• _Data records_
#####
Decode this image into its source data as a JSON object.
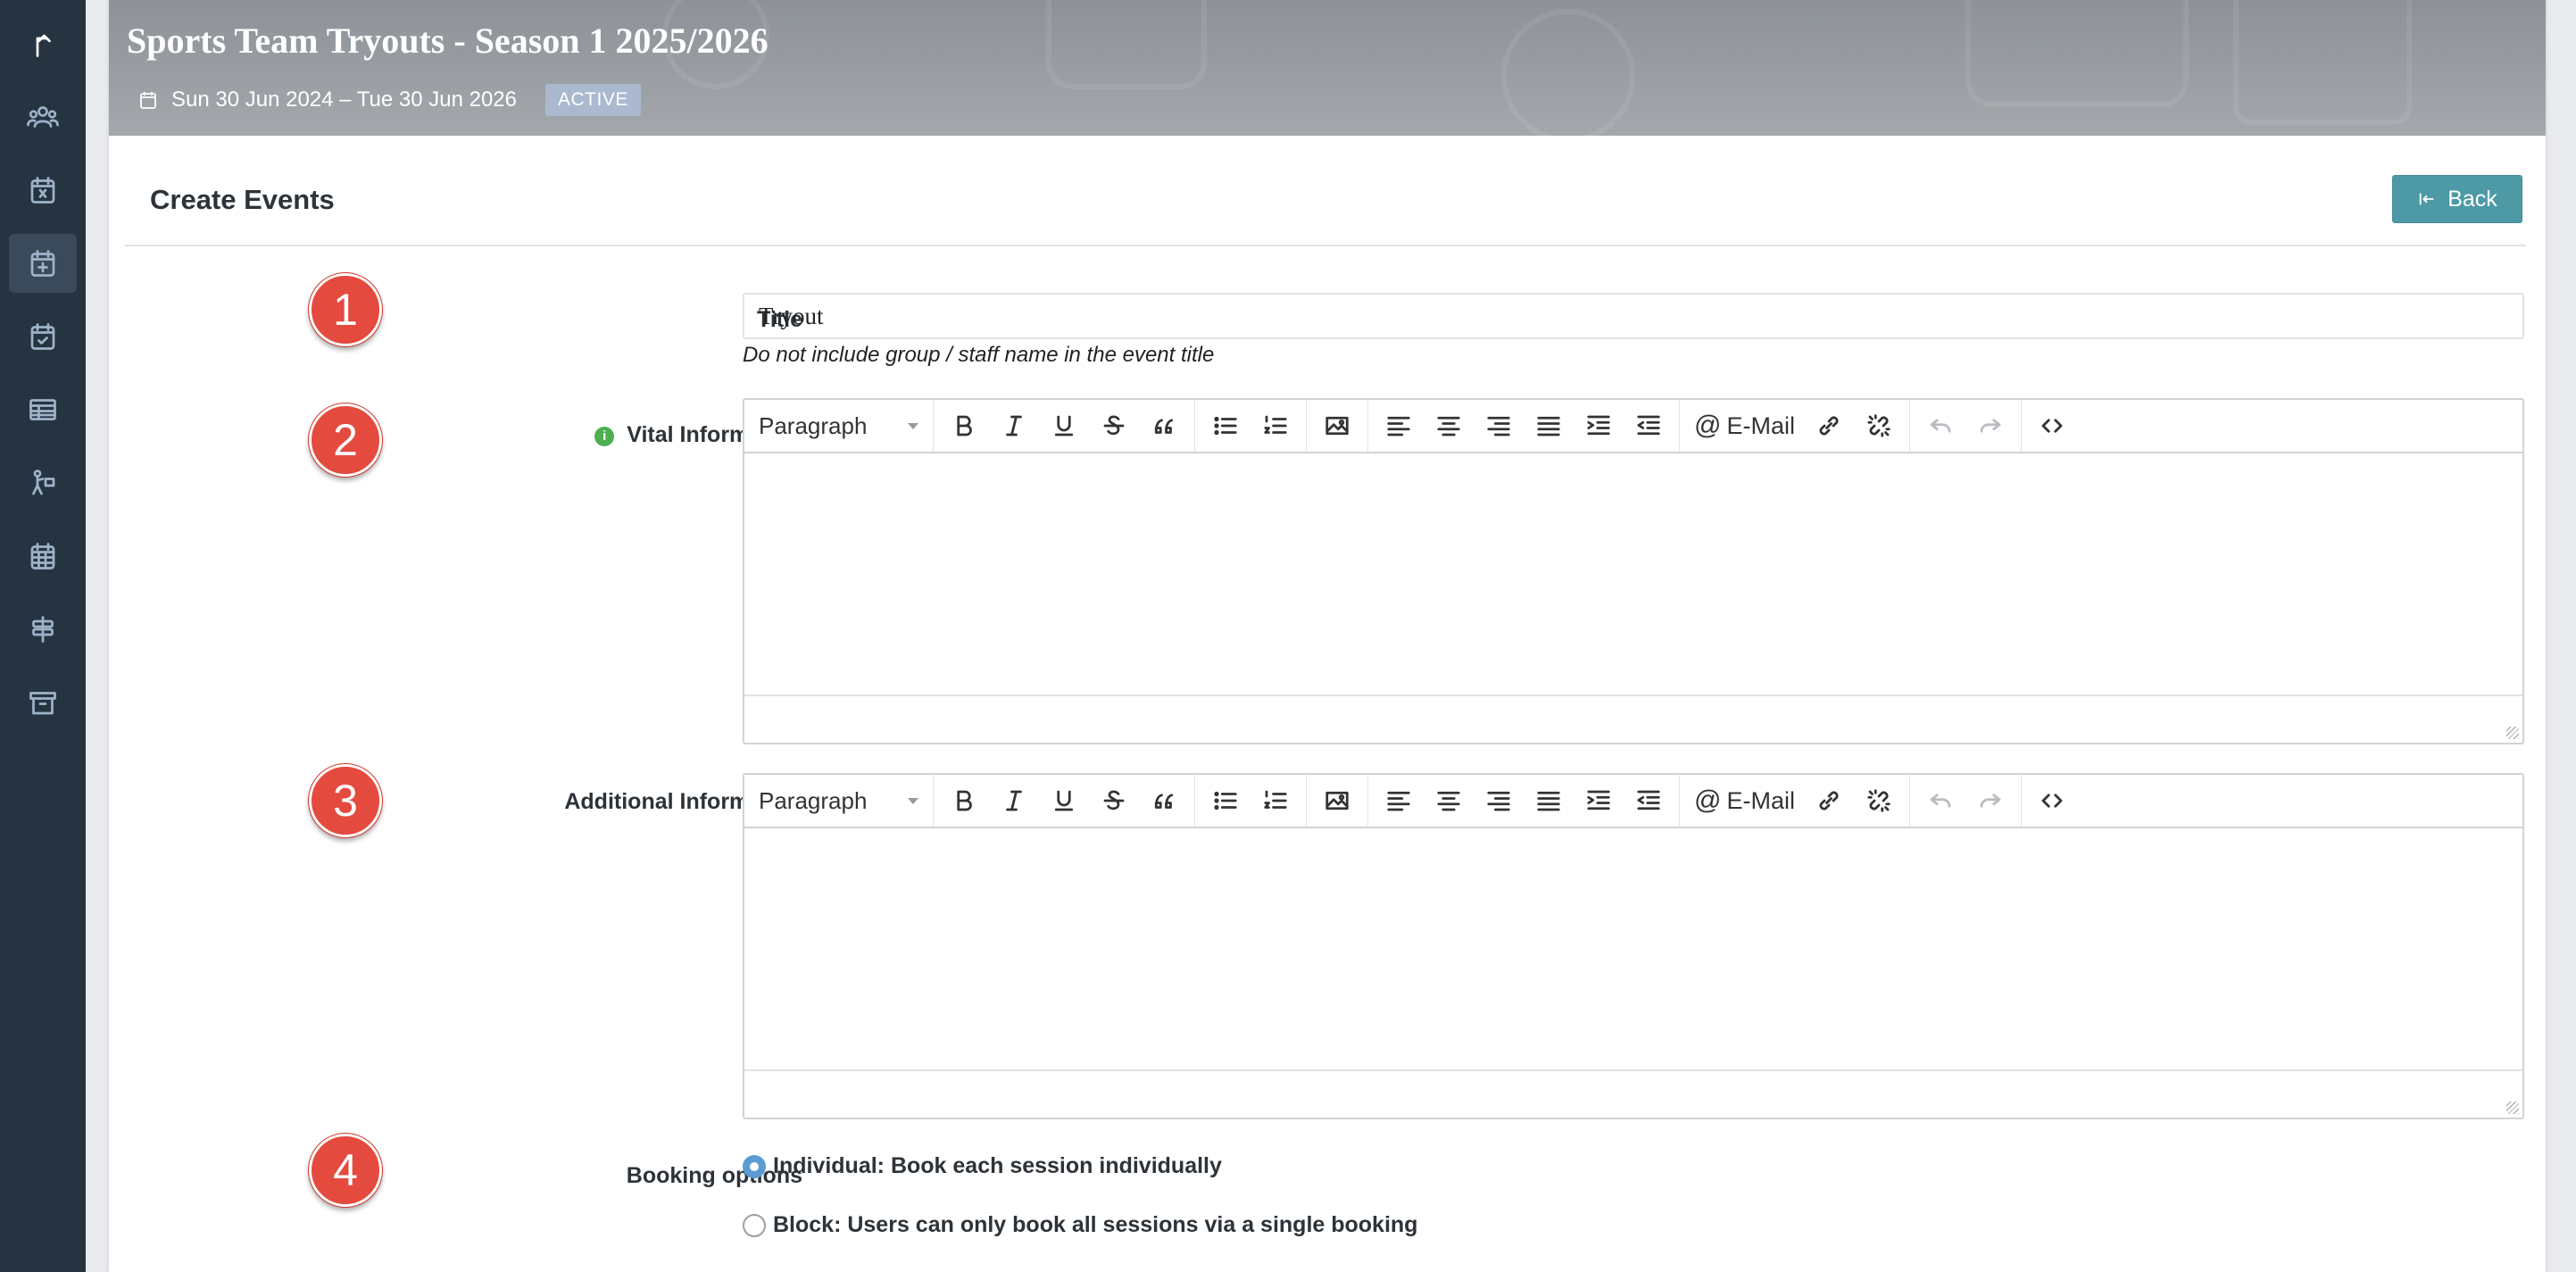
{
  "sidebar": {
    "items": [
      {
        "icon": "arrow-up-icon",
        "active": false
      },
      {
        "icon": "users-icon",
        "active": false
      },
      {
        "icon": "calendar-x-icon",
        "active": false
      },
      {
        "icon": "calendar-plus-icon",
        "active": true
      },
      {
        "icon": "calendar-check-icon",
        "active": false
      },
      {
        "icon": "table-icon",
        "active": false
      },
      {
        "icon": "person-activity-icon",
        "active": false
      },
      {
        "icon": "calendar-grid-icon",
        "active": false
      },
      {
        "icon": "signpost-icon",
        "active": false
      },
      {
        "icon": "archive-icon",
        "active": false
      }
    ]
  },
  "banner": {
    "title": "Sports Team Tryouts - Season 1 2025/2026",
    "dates": "Sun 30 Jun 2024 – Tue 30 Jun 2026",
    "status": "ACTIVE"
  },
  "page": {
    "title": "Create Events",
    "back_label": "Back"
  },
  "form": {
    "steps": [
      "1",
      "2",
      "3",
      "4"
    ],
    "title_label": "Title",
    "title_value": "Tryout",
    "title_hint": "Do not include group / staff name in the event title",
    "vital_label": "Vital Information",
    "additional_label": "Additional Information",
    "booking_label": "Booking options",
    "booking_options": [
      {
        "label": "Individual: Book each session individually",
        "selected": true
      },
      {
        "label": "Block: Users can only book all sessions via a single booking",
        "selected": false
      }
    ]
  },
  "editor": {
    "format_select": "Paragraph",
    "email_label": "E-Mail"
  },
  "colors": {
    "sidebar": "#263442",
    "accent": "#4d9aa6",
    "step_badge": "#e44a3e"
  }
}
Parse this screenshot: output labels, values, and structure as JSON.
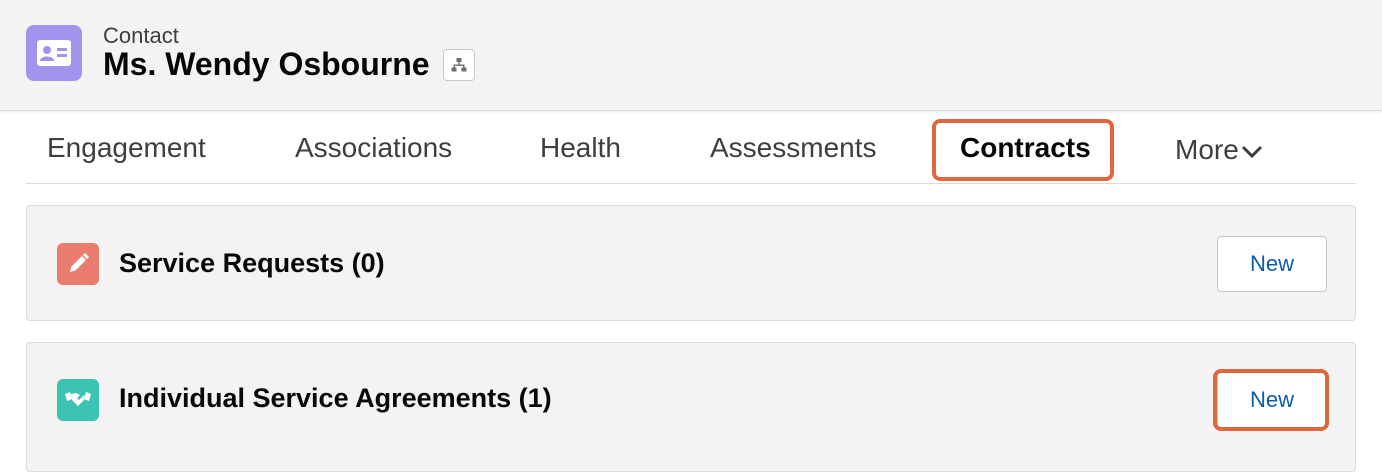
{
  "header": {
    "object_label": "Contact",
    "record_name": "Ms. Wendy Osbourne",
    "record_icon": "contact-card-icon",
    "hierarchy_icon": "hierarchy-icon"
  },
  "tabs": [
    {
      "label": "Engagement",
      "active": false
    },
    {
      "label": "Associations",
      "active": false
    },
    {
      "label": "Health",
      "active": false
    },
    {
      "label": "Assessments",
      "active": false
    },
    {
      "label": "Contracts",
      "active": true
    },
    {
      "label": "More",
      "active": false
    }
  ],
  "cards": [
    {
      "title": "Service Requests (0)",
      "icon": "pencil-icon",
      "icon_color": "#ea7c6f",
      "button_label": "New"
    },
    {
      "title": "Individual Service Agreements (1)",
      "icon": "handshake-icon",
      "icon_color": "#3bc4b3",
      "button_label": "New"
    }
  ],
  "colors": {
    "highlight": "#e0663d",
    "contact_icon": "#a094ed",
    "link_blue": "#0b5cab"
  }
}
#####
Exactly repeat every line from the line that includes "Parse this screenshot: output" to the end of the listing, and nothing else, leaving pictures out.

Parse this screenshot: output labels, values, and structure as JSON.
{
  "header": {
    "object_label": "Contact",
    "record_name": "Ms. Wendy Osbourne",
    "record_icon": "contact-card-icon",
    "hierarchy_icon": "hierarchy-icon"
  },
  "tabs": [
    {
      "label": "Engagement",
      "active": false
    },
    {
      "label": "Associations",
      "active": false
    },
    {
      "label": "Health",
      "active": false
    },
    {
      "label": "Assessments",
      "active": false
    },
    {
      "label": "Contracts",
      "active": true
    },
    {
      "label": "More",
      "active": false
    }
  ],
  "cards": [
    {
      "title": "Service Requests (0)",
      "icon": "pencil-icon",
      "icon_color": "#ea7c6f",
      "button_label": "New"
    },
    {
      "title": "Individual Service Agreements (1)",
      "icon": "handshake-icon",
      "icon_color": "#3bc4b3",
      "button_label": "New"
    }
  ],
  "colors": {
    "highlight": "#e0663d",
    "contact_icon": "#a094ed",
    "link_blue": "#0b5cab"
  }
}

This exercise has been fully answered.